• _Instrucciones de trabajo_
(1) En el texto sobre el catolicismo en España, ¿qué se propone como antídoto contra el riesgo de idealización?
(2) Enumera todo lo que, según el texto sobre el catolicismo en España, exige la interpelación.
(3) Escribe la continuación del texto sobre el catolicismo en España a partir de su última frase.

• _Texto extraído_

Tribunas

¿Qué le pasa al catolicismo en España? (y II)

 

 

José Francisco Serrano Oceja


 

 

 

 

 

Hablaba en mi anterior entrega de la tentación de la abstracción, distanciamiento o separación de la Iglesia del mundo, de nuestra sociedad. Una distancia que puede producir el efecto de la fascinación por el mundo, de la pérdida de sus dimensiones reales.

Algo así como cuando un hombre idealiza a una mujer, se fascina con ella, la sublima, y pierde las medidas reales de la persona que le ha subyugado. La convierte en una especie de tótem, de fetiche.

Está claro que para evitar el riesgo de idealización, como forma de abstracción, el antídoto es la relación, que pasa por el contacto, por el interés por el otro, por sentirse interpelado por el otro, por sus deseos, por sus inquietudes. Una relación que permite el conocimiento del otro. Una interpelación que exige la escucha, la atención, dedicar tiempo, paciencia.

• _Segmento de datos_
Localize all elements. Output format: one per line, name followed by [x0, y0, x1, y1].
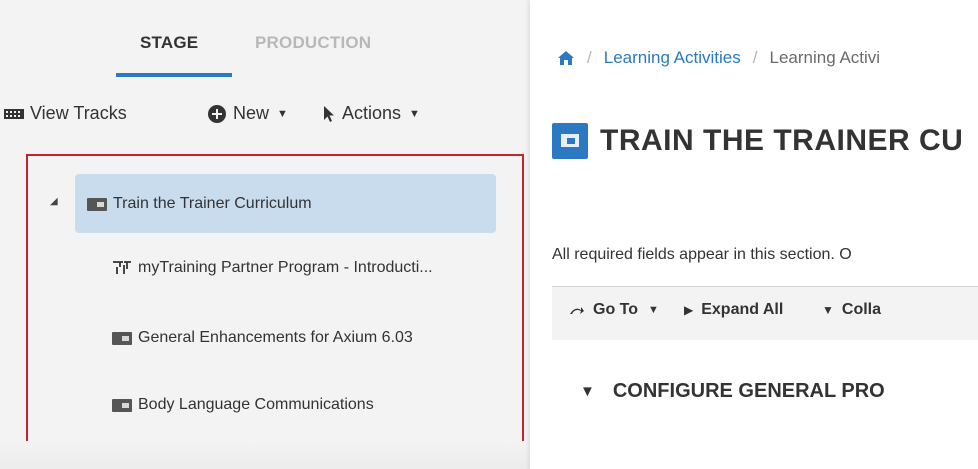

• _Respuestas_
(1) La relación, que pasa por el contacto, por el interés por el otro y por sentirse interpelado por el otro, por sus deseos y sus inquietudes.

(2) La escucha, la atención, dedicar tiempo y paciencia.

(3)
La abstracción, como forma de conocimiento, es un fruto intensivo de la modernidad. En lo referido al cristianismo tiene que ver con el fenómeno del moralismo como trampa de la modernidad al cristianismo. Quizá estemos asistiendo a nuevas formas de moralismo, también eclesial.

Esto me da pie para apuntar que lo que no estamos jugando en este momento, incluso en la orientación de la Iglesia, es cómo cristaliza la relación con la modernidad y con las consecuencias epocales de la modernidad, es decir, lo que se llama postmodernidad.

En no pocas ocasiones, cuando en la Iglesia se hacen análisis sobre los retos que presenta la realidad social, se parte de una especie de idealización de lo que se nos demanda, se nos pide, se nos reclama, se nos exige como condición para ser aceptados en la realidad social. Idealización que genera tensión, repuesta inmediata a la velocidad en la que fluye la historia.

La realidad política, social, económica, cultural, tiene y manifiesta sus intereses. Nunca ha sido un interlocutor fácil. En estos momentos habría que tener además un particular cuidado por los espejismos de la amplificación que generan los medios de comunicación.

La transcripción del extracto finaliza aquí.